Records that describe figures:
******************************

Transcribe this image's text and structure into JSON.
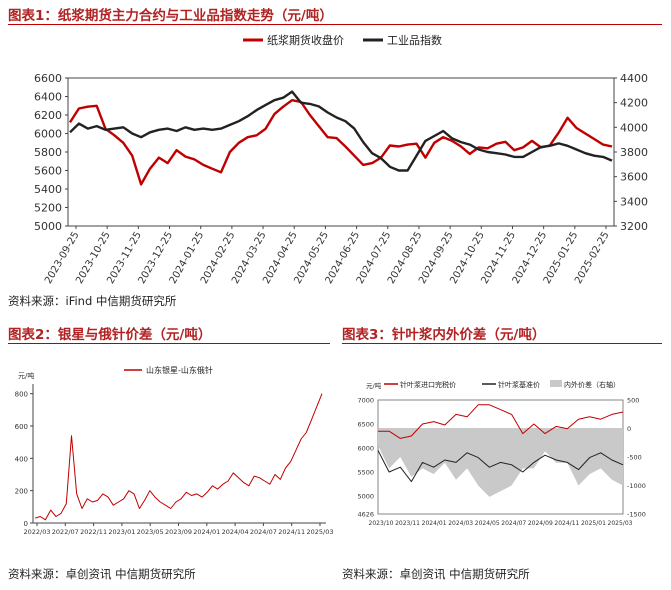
{
  "colors": {
    "title_red": "#b22222",
    "paper_red": "#c00000",
    "industrial_black": "#222222",
    "gray_fill": "#c9c9c9"
  },
  "fig1": {
    "title": "图表1：纸浆期货主力合约与工业品指数走势（元/吨）",
    "source": "资料来源：iFind  中信期货研究所",
    "chart_data": {
      "type": "line",
      "legend": [
        "纸浆期货收盘价",
        "工业品指数"
      ],
      "x_ticks": [
        "2023-09-25",
        "2023-10-25",
        "2023-11-25",
        "2023-12-25",
        "2024-01-25",
        "2024-02-25",
        "2024-03-25",
        "2024-04-25",
        "2024-05-25",
        "2024-06-25",
        "2024-07-25",
        "2024-08-25",
        "2024-09-25",
        "2024-10-25",
        "2024-11-25",
        "2024-12-25",
        "2025-01-25",
        "2025-02-25"
      ],
      "y_left_ticks": [
        "6600",
        "6400",
        "6200",
        "6000",
        "5800",
        "5600",
        "5400",
        "5200",
        "5000"
      ],
      "y_right_ticks": [
        "4400",
        "4200",
        "4000",
        "3800",
        "3600",
        "3400",
        "3200"
      ],
      "ylim_left": [
        5000,
        6600
      ],
      "ylim_right": [
        3200,
        4400
      ],
      "series": [
        {
          "name": "纸浆期货收盘价",
          "axis": "left",
          "color": "#c00000",
          "values": [
            6120,
            6270,
            6290,
            6300,
            6050,
            5980,
            5900,
            5760,
            5450,
            5620,
            5740,
            5680,
            5820,
            5750,
            5720,
            5660,
            5620,
            5580,
            5800,
            5900,
            5960,
            5980,
            6050,
            6210,
            6290,
            6360,
            6340,
            6200,
            6080,
            5960,
            5950,
            5860,
            5760,
            5660,
            5680,
            5740,
            5870,
            5860,
            5880,
            5890,
            5740,
            5900,
            5960,
            5920,
            5860,
            5780,
            5850,
            5840,
            5890,
            5910,
            5820,
            5850,
            5920,
            5850,
            5870,
            6010,
            6170,
            6060,
            6000,
            5940,
            5880,
            5860
          ]
        },
        {
          "name": "工业品指数",
          "axis": "right",
          "color": "#222222",
          "values": [
            3960,
            4030,
            3990,
            4010,
            3980,
            3990,
            4000,
            3950,
            3920,
            3960,
            3980,
            3990,
            3970,
            4000,
            3980,
            3990,
            3980,
            3990,
            4020,
            4050,
            4090,
            4140,
            4180,
            4220,
            4240,
            4290,
            4200,
            4190,
            4170,
            4120,
            4080,
            4050,
            3990,
            3880,
            3790,
            3750,
            3680,
            3650,
            3650,
            3770,
            3890,
            3930,
            3970,
            3910,
            3880,
            3860,
            3820,
            3800,
            3790,
            3780,
            3760,
            3760,
            3800,
            3840,
            3850,
            3870,
            3850,
            3820,
            3790,
            3770,
            3760,
            3730
          ]
        }
      ]
    }
  },
  "fig2": {
    "title": "图表2：银星与俄针价差（元/吨）",
    "source": "资料来源：卓创资讯  中信期货研究所",
    "chart_data": {
      "type": "line",
      "unit_label": "元/吨",
      "legend": [
        "山东银星-山东俄针"
      ],
      "x_ticks": [
        "2022/03",
        "2022/07",
        "2022/11",
        "2023/01",
        "2023/05",
        "2023/09",
        "2024/01",
        "2024/04",
        "2024/07",
        "2024/11",
        "2025/03"
      ],
      "y_ticks": [
        "800",
        "600",
        "400",
        "200",
        "0"
      ],
      "ylim": [
        0,
        860
      ],
      "series": [
        {
          "name": "山东银星-山东俄针",
          "color": "#c00000",
          "values": [
            30,
            40,
            20,
            80,
            40,
            60,
            120,
            540,
            180,
            90,
            150,
            130,
            140,
            180,
            160,
            110,
            130,
            150,
            200,
            180,
            90,
            140,
            200,
            160,
            130,
            110,
            90,
            130,
            150,
            190,
            170,
            180,
            160,
            190,
            230,
            210,
            240,
            260,
            310,
            280,
            250,
            230,
            290,
            280,
            260,
            240,
            300,
            270,
            340,
            380,
            450,
            520,
            560,
            640,
            720,
            800
          ]
        }
      ]
    }
  },
  "fig3": {
    "title": "图表3：针叶浆内外价差（元/吨）",
    "source": "资料来源：卓创资讯  中信期货研究所",
    "chart_data": {
      "type": "line",
      "unit_label": "元/吨",
      "legend": [
        "针叶浆进口完税价",
        "针叶浆基准价",
        "内外价差（右轴）"
      ],
      "x_ticks": [
        "2023/10",
        "2023/11",
        "2024/01",
        "2024/03",
        "2024/05",
        "2024/07",
        "2024/09",
        "2024/11",
        "2025/01",
        "2025/03"
      ],
      "y_left_ticks": [
        "7000",
        "6500",
        "6000",
        "5500",
        "5000",
        "4626"
      ],
      "y_right_ticks": [
        "500",
        "0",
        "-500",
        "-1000",
        "-1500"
      ],
      "ylim_left": [
        4626,
        7000
      ],
      "ylim_right": [
        -1500,
        500
      ],
      "series": [
        {
          "name": "针叶浆进口完税价",
          "axis": "left",
          "color": "#c00000",
          "values": [
            6350,
            6350,
            6200,
            6250,
            6500,
            6550,
            6480,
            6700,
            6650,
            6900,
            6900,
            6800,
            6700,
            6300,
            6500,
            6300,
            6450,
            6400,
            6600,
            6650,
            6600,
            6700,
            6750
          ]
        },
        {
          "name": "针叶浆基准价",
          "axis": "left",
          "color": "#222222",
          "values": [
            5950,
            5500,
            5600,
            5300,
            5700,
            5600,
            5750,
            5700,
            5900,
            5800,
            5600,
            5700,
            5650,
            5500,
            5700,
            5850,
            5750,
            5700,
            5550,
            5800,
            5900,
            5750,
            5650
          ]
        },
        {
          "name": "内外价差（右轴）",
          "axis": "right",
          "color": "#c9c9c9",
          "values": [
            -300,
            -700,
            -500,
            -850,
            -700,
            -800,
            -600,
            -900,
            -700,
            -1000,
            -1200,
            -1100,
            -1000,
            -700,
            -700,
            -400,
            -600,
            -600,
            -1000,
            -800,
            -700,
            -900,
            -1000
          ]
        }
      ]
    }
  }
}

******************************

## Written request
The pictures should not be reproduced; quote all of the other material exactly.

## Complete response
Transcribe this image's text and structure into JSON.
{
  "colors": {
    "title_red": "#b22222",
    "paper_red": "#c00000",
    "industrial_black": "#222222",
    "gray_fill": "#c9c9c9"
  },
  "fig1": {
    "title": "图表1：纸浆期货主力合约与工业品指数走势（元/吨）",
    "source": "资料来源：iFind  中信期货研究所",
    "chart_data": {
      "type": "line",
      "legend": [
        "纸浆期货收盘价",
        "工业品指数"
      ],
      "x_ticks": [
        "2023-09-25",
        "2023-10-25",
        "2023-11-25",
        "2023-12-25",
        "2024-01-25",
        "2024-02-25",
        "2024-03-25",
        "2024-04-25",
        "2024-05-25",
        "2024-06-25",
        "2024-07-25",
        "2024-08-25",
        "2024-09-25",
        "2024-10-25",
        "2024-11-25",
        "2024-12-25",
        "2025-01-25",
        "2025-02-25"
      ],
      "y_left_ticks": [
        "6600",
        "6400",
        "6200",
        "6000",
        "5800",
        "5600",
        "5400",
        "5200",
        "5000"
      ],
      "y_right_ticks": [
        "4400",
        "4200",
        "4000",
        "3800",
        "3600",
        "3400",
        "3200"
      ],
      "ylim_left": [
        5000,
        6600
      ],
      "ylim_right": [
        3200,
        4400
      ],
      "series": [
        {
          "name": "纸浆期货收盘价",
          "axis": "left",
          "color": "#c00000",
          "values": [
            6120,
            6270,
            6290,
            6300,
            6050,
            5980,
            5900,
            5760,
            5450,
            5620,
            5740,
            5680,
            5820,
            5750,
            5720,
            5660,
            5620,
            5580,
            5800,
            5900,
            5960,
            5980,
            6050,
            6210,
            6290,
            6360,
            6340,
            6200,
            6080,
            5960,
            5950,
            5860,
            5760,
            5660,
            5680,
            5740,
            5870,
            5860,
            5880,
            5890,
            5740,
            5900,
            5960,
            5920,
            5860,
            5780,
            5850,
            5840,
            5890,
            5910,
            5820,
            5850,
            5920,
            5850,
            5870,
            6010,
            6170,
            6060,
            6000,
            5940,
            5880,
            5860
          ]
        },
        {
          "name": "工业品指数",
          "axis": "right",
          "color": "#222222",
          "values": [
            3960,
            4030,
            3990,
            4010,
            3980,
            3990,
            4000,
            3950,
            3920,
            3960,
            3980,
            3990,
            3970,
            4000,
            3980,
            3990,
            3980,
            3990,
            4020,
            4050,
            4090,
            4140,
            4180,
            4220,
            4240,
            4290,
            4200,
            4190,
            4170,
            4120,
            4080,
            4050,
            3990,
            3880,
            3790,
            3750,
            3680,
            3650,
            3650,
            3770,
            3890,
            3930,
            3970,
            3910,
            3880,
            3860,
            3820,
            3800,
            3790,
            3780,
            3760,
            3760,
            3800,
            3840,
            3850,
            3870,
            3850,
            3820,
            3790,
            3770,
            3760,
            3730
          ]
        }
      ]
    }
  },
  "fig2": {
    "title": "图表2：银星与俄针价差（元/吨）",
    "source": "资料来源：卓创资讯  中信期货研究所",
    "chart_data": {
      "type": "line",
      "unit_label": "元/吨",
      "legend": [
        "山东银星-山东俄针"
      ],
      "x_ticks": [
        "2022/03",
        "2022/07",
        "2022/11",
        "2023/01",
        "2023/05",
        "2023/09",
        "2024/01",
        "2024/04",
        "2024/07",
        "2024/11",
        "2025/03"
      ],
      "y_ticks": [
        "800",
        "600",
        "400",
        "200",
        "0"
      ],
      "ylim": [
        0,
        860
      ],
      "series": [
        {
          "name": "山东银星-山东俄针",
          "color": "#c00000",
          "values": [
            30,
            40,
            20,
            80,
            40,
            60,
            120,
            540,
            180,
            90,
            150,
            130,
            140,
            180,
            160,
            110,
            130,
            150,
            200,
            180,
            90,
            140,
            200,
            160,
            130,
            110,
            90,
            130,
            150,
            190,
            170,
            180,
            160,
            190,
            230,
            210,
            240,
            260,
            310,
            280,
            250,
            230,
            290,
            280,
            260,
            240,
            300,
            270,
            340,
            380,
            450,
            520,
            560,
            640,
            720,
            800
          ]
        }
      ]
    }
  },
  "fig3": {
    "title": "图表3：针叶浆内外价差（元/吨）",
    "source": "资料来源：卓创资讯  中信期货研究所",
    "chart_data": {
      "type": "line",
      "unit_label": "元/吨",
      "legend": [
        "针叶浆进口完税价",
        "针叶浆基准价",
        "内外价差（右轴）"
      ],
      "x_ticks": [
        "2023/10",
        "2023/11",
        "2024/01",
        "2024/03",
        "2024/05",
        "2024/07",
        "2024/09",
        "2024/11",
        "2025/01",
        "2025/03"
      ],
      "y_left_ticks": [
        "7000",
        "6500",
        "6000",
        "5500",
        "5000",
        "4626"
      ],
      "y_right_ticks": [
        "500",
        "0",
        "-500",
        "-1000",
        "-1500"
      ],
      "ylim_left": [
        4626,
        7000
      ],
      "ylim_right": [
        -1500,
        500
      ],
      "series": [
        {
          "name": "针叶浆进口完税价",
          "axis": "left",
          "color": "#c00000",
          "values": [
            6350,
            6350,
            6200,
            6250,
            6500,
            6550,
            6480,
            6700,
            6650,
            6900,
            6900,
            6800,
            6700,
            6300,
            6500,
            6300,
            6450,
            6400,
            6600,
            6650,
            6600,
            6700,
            6750
          ]
        },
        {
          "name": "针叶浆基准价",
          "axis": "left",
          "color": "#222222",
          "values": [
            5950,
            5500,
            5600,
            5300,
            5700,
            5600,
            5750,
            5700,
            5900,
            5800,
            5600,
            5700,
            5650,
            5500,
            5700,
            5850,
            5750,
            5700,
            5550,
            5800,
            5900,
            5750,
            5650
          ]
        },
        {
          "name": "内外价差（右轴）",
          "axis": "right",
          "color": "#c9c9c9",
          "values": [
            -300,
            -700,
            -500,
            -850,
            -700,
            -800,
            -600,
            -900,
            -700,
            -1000,
            -1200,
            -1100,
            -1000,
            -700,
            -700,
            -400,
            -600,
            -600,
            -1000,
            -800,
            -700,
            -900,
            -1000
          ]
        }
      ]
    }
  }
}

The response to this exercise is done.